→ **REQUIREMENT**
Put each line of the items below into a JSON list of strings, one string per line. Leave out any blank lines.

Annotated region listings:
## start
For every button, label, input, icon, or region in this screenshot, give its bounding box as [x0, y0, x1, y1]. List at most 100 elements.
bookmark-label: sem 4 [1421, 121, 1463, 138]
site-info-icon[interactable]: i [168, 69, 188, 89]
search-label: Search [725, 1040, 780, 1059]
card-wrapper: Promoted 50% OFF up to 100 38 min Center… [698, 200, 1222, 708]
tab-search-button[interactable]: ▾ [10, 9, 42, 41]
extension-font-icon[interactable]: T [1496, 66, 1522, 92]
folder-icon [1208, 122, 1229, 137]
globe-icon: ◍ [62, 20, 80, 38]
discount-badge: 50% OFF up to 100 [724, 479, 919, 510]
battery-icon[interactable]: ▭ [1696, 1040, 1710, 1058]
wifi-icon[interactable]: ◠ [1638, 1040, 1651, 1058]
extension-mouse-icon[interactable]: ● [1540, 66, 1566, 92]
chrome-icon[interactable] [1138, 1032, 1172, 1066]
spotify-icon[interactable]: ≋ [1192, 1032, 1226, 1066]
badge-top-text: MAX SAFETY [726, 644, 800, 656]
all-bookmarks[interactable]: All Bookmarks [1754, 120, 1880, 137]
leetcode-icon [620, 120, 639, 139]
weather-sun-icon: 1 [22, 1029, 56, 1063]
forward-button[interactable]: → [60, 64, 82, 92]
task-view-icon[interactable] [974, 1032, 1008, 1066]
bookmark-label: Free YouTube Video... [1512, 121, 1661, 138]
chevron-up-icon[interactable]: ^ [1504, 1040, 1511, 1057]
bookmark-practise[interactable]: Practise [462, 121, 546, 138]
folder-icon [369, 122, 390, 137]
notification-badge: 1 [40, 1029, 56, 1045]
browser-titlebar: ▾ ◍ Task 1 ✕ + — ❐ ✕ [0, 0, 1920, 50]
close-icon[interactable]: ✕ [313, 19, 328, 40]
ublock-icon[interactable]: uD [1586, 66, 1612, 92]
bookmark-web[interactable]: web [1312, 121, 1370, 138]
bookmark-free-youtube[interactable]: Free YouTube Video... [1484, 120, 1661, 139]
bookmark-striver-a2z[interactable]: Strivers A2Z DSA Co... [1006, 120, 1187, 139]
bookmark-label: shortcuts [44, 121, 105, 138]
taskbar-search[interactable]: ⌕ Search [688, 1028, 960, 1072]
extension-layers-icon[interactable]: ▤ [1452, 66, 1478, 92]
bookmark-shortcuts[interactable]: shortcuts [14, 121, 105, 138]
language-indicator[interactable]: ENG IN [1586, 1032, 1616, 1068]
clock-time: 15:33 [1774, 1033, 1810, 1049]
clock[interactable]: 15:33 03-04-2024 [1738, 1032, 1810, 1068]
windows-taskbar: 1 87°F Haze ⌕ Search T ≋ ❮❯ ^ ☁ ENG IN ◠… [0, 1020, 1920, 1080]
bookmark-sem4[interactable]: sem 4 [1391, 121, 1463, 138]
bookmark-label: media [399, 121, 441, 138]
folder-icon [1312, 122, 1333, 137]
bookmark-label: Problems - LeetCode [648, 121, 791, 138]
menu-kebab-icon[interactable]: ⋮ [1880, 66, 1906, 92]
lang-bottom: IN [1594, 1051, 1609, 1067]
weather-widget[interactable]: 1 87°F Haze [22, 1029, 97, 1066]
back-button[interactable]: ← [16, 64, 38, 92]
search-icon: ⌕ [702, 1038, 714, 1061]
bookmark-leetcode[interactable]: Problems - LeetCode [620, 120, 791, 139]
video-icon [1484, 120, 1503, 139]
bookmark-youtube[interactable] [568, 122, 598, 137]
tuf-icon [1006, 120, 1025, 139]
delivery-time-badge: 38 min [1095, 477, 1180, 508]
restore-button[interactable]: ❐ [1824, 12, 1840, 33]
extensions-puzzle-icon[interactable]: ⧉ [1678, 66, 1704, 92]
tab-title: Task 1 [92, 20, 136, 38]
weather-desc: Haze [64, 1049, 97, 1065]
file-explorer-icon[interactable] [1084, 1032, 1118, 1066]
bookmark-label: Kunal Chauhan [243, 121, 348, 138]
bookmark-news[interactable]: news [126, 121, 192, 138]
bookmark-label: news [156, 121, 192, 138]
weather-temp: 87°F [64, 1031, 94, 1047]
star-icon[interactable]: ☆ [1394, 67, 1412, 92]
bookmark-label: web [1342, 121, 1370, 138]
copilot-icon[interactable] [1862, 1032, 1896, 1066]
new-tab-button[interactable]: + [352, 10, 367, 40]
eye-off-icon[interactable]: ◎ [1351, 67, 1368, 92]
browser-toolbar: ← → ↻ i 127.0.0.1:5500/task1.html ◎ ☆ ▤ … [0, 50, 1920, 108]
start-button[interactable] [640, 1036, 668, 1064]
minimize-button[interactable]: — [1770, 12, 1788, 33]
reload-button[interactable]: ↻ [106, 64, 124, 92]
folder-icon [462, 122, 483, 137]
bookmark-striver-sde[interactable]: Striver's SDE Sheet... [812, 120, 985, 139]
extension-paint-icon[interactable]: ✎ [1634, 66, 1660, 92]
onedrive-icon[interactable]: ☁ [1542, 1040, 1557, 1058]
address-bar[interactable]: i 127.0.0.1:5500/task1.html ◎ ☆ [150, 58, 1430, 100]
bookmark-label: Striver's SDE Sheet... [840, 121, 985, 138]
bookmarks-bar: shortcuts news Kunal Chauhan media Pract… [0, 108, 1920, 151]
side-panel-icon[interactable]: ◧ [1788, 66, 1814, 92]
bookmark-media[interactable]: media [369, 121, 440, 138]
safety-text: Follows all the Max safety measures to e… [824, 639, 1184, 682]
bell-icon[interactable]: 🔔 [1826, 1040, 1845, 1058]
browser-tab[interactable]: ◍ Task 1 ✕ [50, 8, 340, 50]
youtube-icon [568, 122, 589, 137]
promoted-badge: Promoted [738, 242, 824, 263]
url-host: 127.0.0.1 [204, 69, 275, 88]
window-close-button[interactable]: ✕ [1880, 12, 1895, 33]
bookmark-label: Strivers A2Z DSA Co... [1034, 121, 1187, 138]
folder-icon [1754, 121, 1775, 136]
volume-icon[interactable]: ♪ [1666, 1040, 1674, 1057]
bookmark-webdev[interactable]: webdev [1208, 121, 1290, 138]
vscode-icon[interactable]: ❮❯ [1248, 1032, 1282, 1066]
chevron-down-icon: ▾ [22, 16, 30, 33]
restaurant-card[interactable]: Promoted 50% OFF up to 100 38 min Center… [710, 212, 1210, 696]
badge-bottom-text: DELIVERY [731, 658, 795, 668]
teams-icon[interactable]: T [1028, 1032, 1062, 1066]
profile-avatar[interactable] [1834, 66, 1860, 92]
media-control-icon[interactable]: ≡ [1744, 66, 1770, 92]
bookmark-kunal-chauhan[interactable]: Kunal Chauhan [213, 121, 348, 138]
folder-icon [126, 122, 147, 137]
## end
→ **ANSWER FOR THE TASK**
[
  "For every button, label, input, icon, or region in this screenshot, give its bounding box as [x0, y0, x1, y1]. List at most 100 elements.",
  "bookmark-label: sem 4 [1421, 121, 1463, 138]",
  "site-info-icon[interactable]: i [168, 69, 188, 89]",
  "search-label: Search [725, 1040, 780, 1059]",
  "card-wrapper: Promoted 50% OFF up to 100 38 min Center… [698, 200, 1222, 708]",
  "tab-search-button[interactable]: ▾ [10, 9, 42, 41]",
  "extension-font-icon[interactable]: T [1496, 66, 1522, 92]",
  "folder-icon [1208, 122, 1229, 137]",
  "globe-icon: ◍ [62, 20, 80, 38]",
  "discount-badge: 50% OFF up to 100 [724, 479, 919, 510]",
  "battery-icon[interactable]: ▭ [1696, 1040, 1710, 1058]",
  "wifi-icon[interactable]: ◠ [1638, 1040, 1651, 1058]",
  "extension-mouse-icon[interactable]: ● [1540, 66, 1566, 92]",
  "chrome-icon[interactable] [1138, 1032, 1172, 1066]",
  "spotify-icon[interactable]: ≋ [1192, 1032, 1226, 1066]",
  "badge-top-text: MAX SAFETY [726, 644, 800, 656]",
  "all-bookmarks[interactable]: All Bookmarks [1754, 120, 1880, 137]",
  "leetcode-icon [620, 120, 639, 139]",
  "weather-sun-icon: 1 [22, 1029, 56, 1063]",
  "forward-button[interactable]: → [60, 64, 82, 92]",
  "task-view-icon[interactable] [974, 1032, 1008, 1066]",
  "bookmark-label: Free YouTube Video... [1512, 121, 1661, 138]",
  "chevron-up-icon[interactable]: ^ [1504, 1040, 1511, 1057]",
  "bookmark-practise[interactable]: Practise [462, 121, 546, 138]",
  "folder-icon [369, 122, 390, 137]",
  "notification-badge: 1 [40, 1029, 56, 1045]",
  "browser-titlebar: ▾ ◍ Task 1 ✕ + — ❐ ✕ [0, 0, 1920, 50]",
  "close-icon[interactable]: ✕ [313, 19, 328, 40]",
  "ublock-icon[interactable]: uD [1586, 66, 1612, 92]",
  "bookmark-web[interactable]: web [1312, 121, 1370, 138]",
  "bookmark-free-youtube[interactable]: Free YouTube Video... [1484, 120, 1661, 139]",
  "bookmark-striver-a2z[interactable]: Strivers A2Z DSA Co... [1006, 120, 1187, 139]",
  "bookmark-label: shortcuts [44, 121, 105, 138]",
  "taskbar-search[interactable]: ⌕ Search [688, 1028, 960, 1072]",
  "extension-layers-icon[interactable]: ▤ [1452, 66, 1478, 92]",
  "bookmark-shortcuts[interactable]: shortcuts [14, 121, 105, 138]",
  "language-indicator[interactable]: ENG IN [1586, 1032, 1616, 1068]",
  "clock-time: 15:33 [1774, 1033, 1810, 1049]",
  "clock[interactable]: 15:33 03-04-2024 [1738, 1032, 1810, 1068]",
  "windows-taskbar: 1 87°F Haze ⌕ Search T ≋ ❮❯ ^ ☁ ENG IN ◠… [0, 1020, 1920, 1080]",
  "bookmark-sem4[interactable]: sem 4 [1391, 121, 1463, 138]",
  "bookmark-label: media [399, 121, 441, 138]",
  "folder-icon [1312, 122, 1333, 137]",
  "bookmark-label: Problems - LeetCode [648, 121, 791, 138]",
  "menu-kebab-icon[interactable]: ⋮ [1880, 66, 1906, 92]",
  "lang-bottom: IN [1594, 1051, 1609, 1067]",
  "weather-widget[interactable]: 1 87°F Haze [22, 1029, 97, 1066]",
  "back-button[interactable]: ← [16, 64, 38, 92]",
  "search-icon: ⌕ [702, 1038, 714, 1061]",
  "bookmark-leetcode[interactable]: Problems - LeetCode [620, 120, 791, 139]",
  "video-icon [1484, 120, 1503, 139]",
  "bookmark-youtube[interactable] [568, 122, 598, 137]",
  "tuf-icon [1006, 120, 1025, 139]",
  "delivery-time-badge: 38 min [1095, 477, 1180, 508]",
  "restore-button[interactable]: ❐ [1824, 12, 1840, 33]",
  "extensions-puzzle-icon[interactable]: ⧉ [1678, 66, 1704, 92]",
  "tab-title: Task 1 [92, 20, 136, 38]",
  "weather-desc: Haze [64, 1049, 97, 1065]",
  "file-explorer-icon[interactable] [1084, 1032, 1118, 1066]",
  "bookmark-label: Kunal Chauhan [243, 121, 348, 138]",
  "bookmark-news[interactable]: news [126, 121, 192, 138]",
  "bookmark-label: news [156, 121, 192, 138]",
  "weather-temp: 87°F [64, 1031, 94, 1047]",
  "star-icon[interactable]: ☆ [1394, 67, 1412, 92]",
  "bookmark-label: web [1342, 121, 1370, 138]",
  "copilot-icon[interactable] [1862, 1032, 1896, 1066]",
  "new-tab-button[interactable]: + [352, 10, 367, 40]",
  "eye-off-icon[interactable]: ◎ [1351, 67, 1368, 92]",
  "browser-toolbar: ← → ↻ i 127.0.0.1:5500/task1.html ◎ ☆ ▤ … [0, 50, 1920, 108]",
  "start-button[interactable] [640, 1036, 668, 1064]",
  "minimize-button[interactable]: — [1770, 12, 1788, 33]",
  "reload-button[interactable]: ↻ [106, 64, 124, 92]",
  "folder-icon [462, 122, 483, 137]",
  "bookmark-striver-sde[interactable]: Striver's SDE Sheet... [812, 120, 985, 139]",
  "extension-paint-icon[interactable]: ✎ [1634, 66, 1660, 92]",
  "onedrive-icon[interactable]: ☁ [1542, 1040, 1557, 1058]",
  "address-bar[interactable]: i 127.0.0.1:5500/task1.html ◎ ☆ [150, 58, 1430, 100]",
  "bookmark-label: Striver's SDE Sheet... [840, 121, 985, 138]",
  "bookmarks-bar: shortcuts news Kunal Chauhan media Pract… [0, 108, 1920, 151]",
  "side-panel-icon[interactable]: ◧ [1788, 66, 1814, 92]",
  "bookmark-media[interactable]: media [369, 121, 440, 138]",
  "safety-text: Follows all the Max safety measures to e… [824, 639, 1184, 682]",
  "bell-icon[interactable]: 🔔 [1826, 1040, 1845, 1058]",
  "browser-tab[interactable]: ◍ Task 1 ✕ [50, 8, 340, 50]",
  "youtube-icon [568, 122, 589, 137]",
  "promoted-badge: Promoted [738, 242, 824, 263]",
  "url-host: 127.0.0.1 [204, 69, 275, 88]",
  "window-close-button[interactable]: ✕ [1880, 12, 1895, 33]",
  "bookmark-label: Strivers A2Z DSA Co... [1034, 121, 1187, 138]",
  "folder-icon [1754, 121, 1775, 136]",
  "volume-icon[interactable]: ♪ [1666, 1040, 1674, 1057]",
  "bookmark-webdev[interactable]: webdev [1208, 121, 1290, 138]",
  "vscode-icon[interactable]: ❮❯ [1248, 1032, 1282, 1066]",
  "chevron-down-icon: ▾ [22, 16, 30, 33]",
  "restaurant-card[interactable]: Promoted 50% OFF up to 100 38 min Center… [710, 212, 1210, 696]",
  "badge-bottom-text: DELIVERY [731, 658, 795, 668]",
  "teams-icon[interactable]: T [1028, 1032, 1062, 1066]",
  "profile-avatar[interactable] [1834, 66, 1860, 92]",
  "media-control-icon[interactable]: ≡ [1744, 66, 1770, 92]",
  "bookmark-kunal-chauhan[interactable]: Kunal Chauhan [213, 121, 348, 138]",
  "folder-icon [126, 122, 147, 137]"
]